▶ [Data for this task]
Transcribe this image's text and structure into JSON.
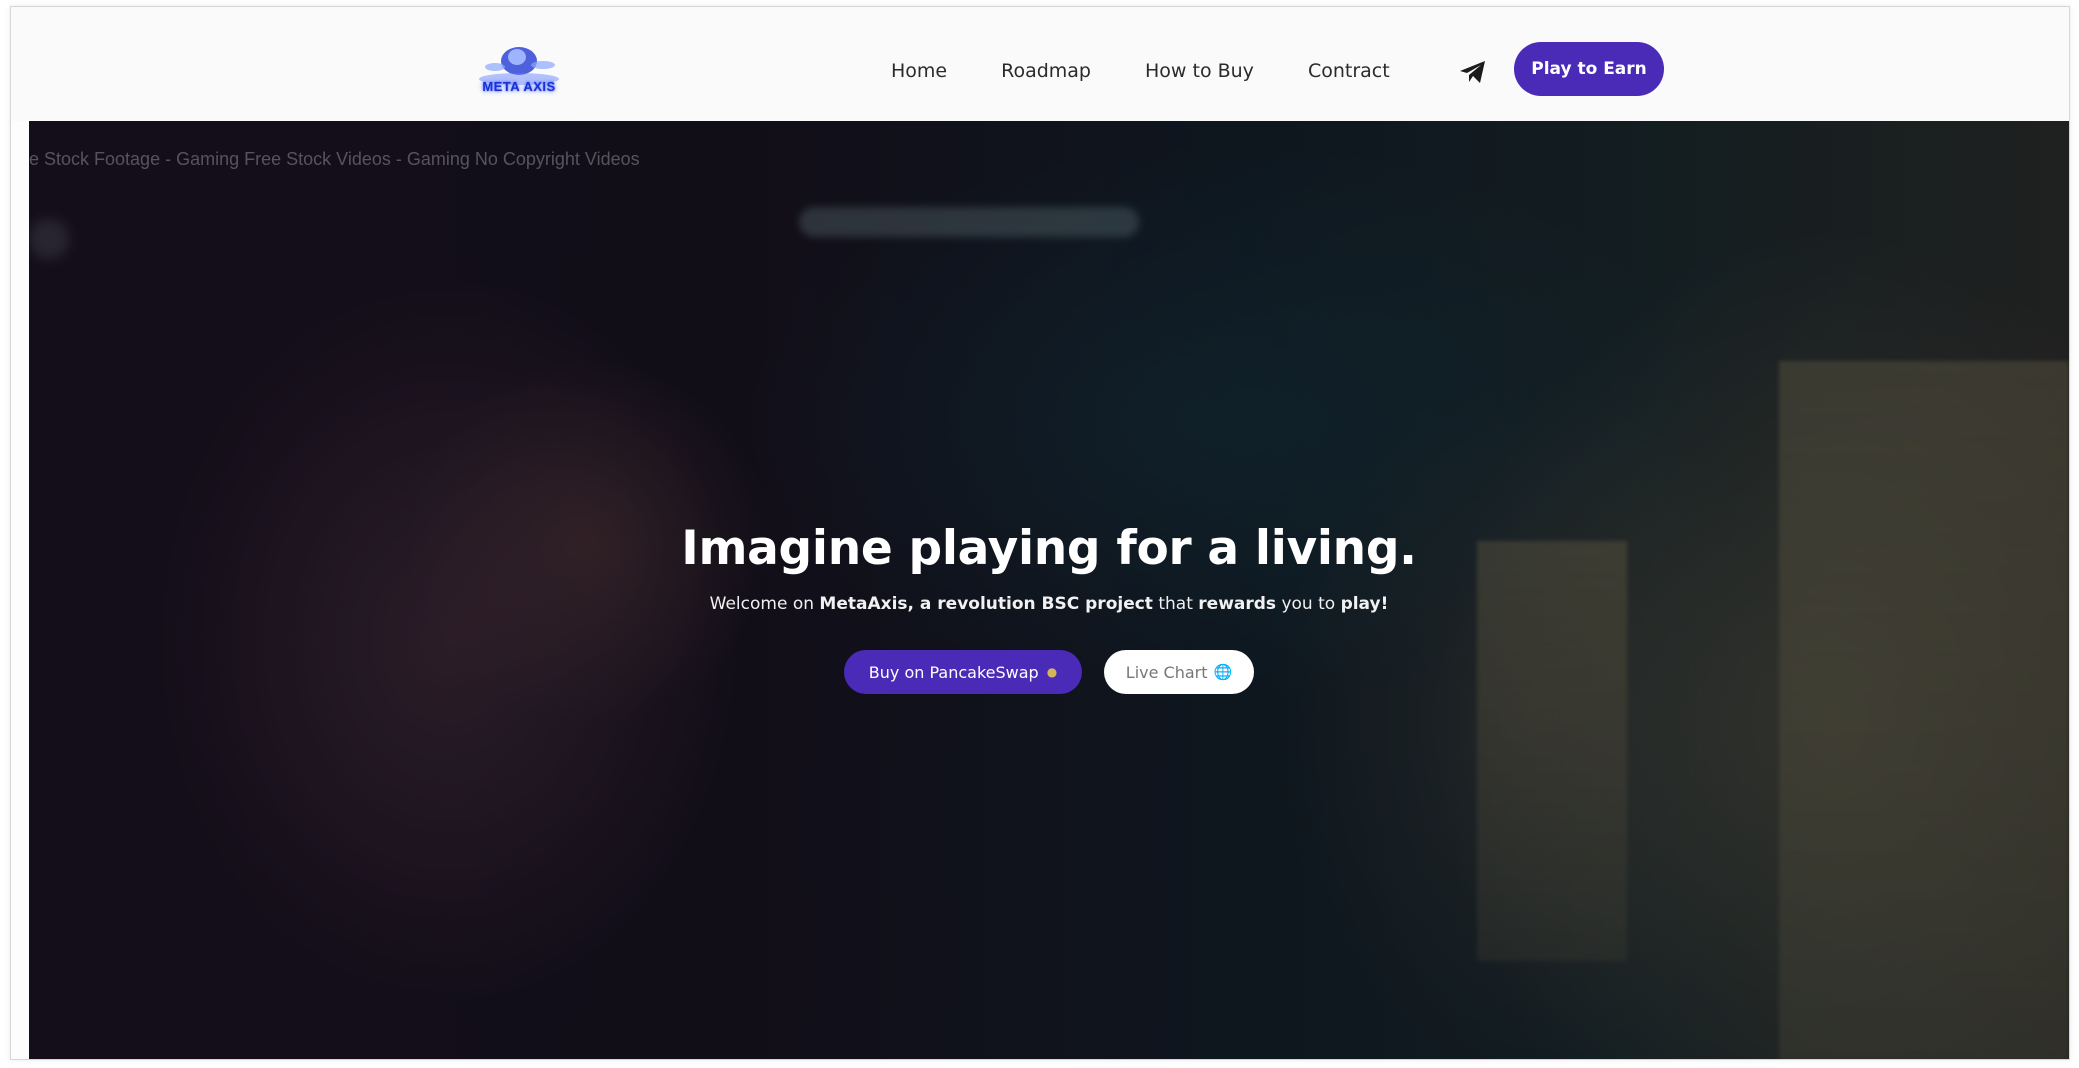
{
  "header": {
    "logo_text": "META AXIS",
    "nav": [
      {
        "label": "Home"
      },
      {
        "label": "Roadmap"
      },
      {
        "label": "How to Buy"
      },
      {
        "label": "Contract"
      }
    ],
    "telegram_icon": "telegram-icon",
    "cta_label": "Play to Earn"
  },
  "hero": {
    "watermark": "e Stock Footage - Gaming Free Stock Videos - Gaming No Copyright Videos",
    "title": "Imagine playing for a living.",
    "subtitle": {
      "p1": "Welcome on ",
      "b1": "MetaAxis, a revolution BSC project",
      "p2": " that ",
      "b2": "rewards",
      "p3": " you to ",
      "b3": "play!"
    },
    "buy_button": {
      "label": "Buy on PancakeSwap",
      "icon": "pancake-icon"
    },
    "chart_button": {
      "label": "Live Chart",
      "icon": "globe-icon"
    }
  },
  "colors": {
    "accent": "#4a2bb8",
    "header_bg": "#fafafa",
    "hero_text": "#ffffff"
  }
}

▶ [Prompt] Show the lines of the material that contain the word "icon".

▶ [Expected answer]
    "telegram_icon": "telegram-icon",
      "icon": "pancake-icon"
      "icon": "globe-icon"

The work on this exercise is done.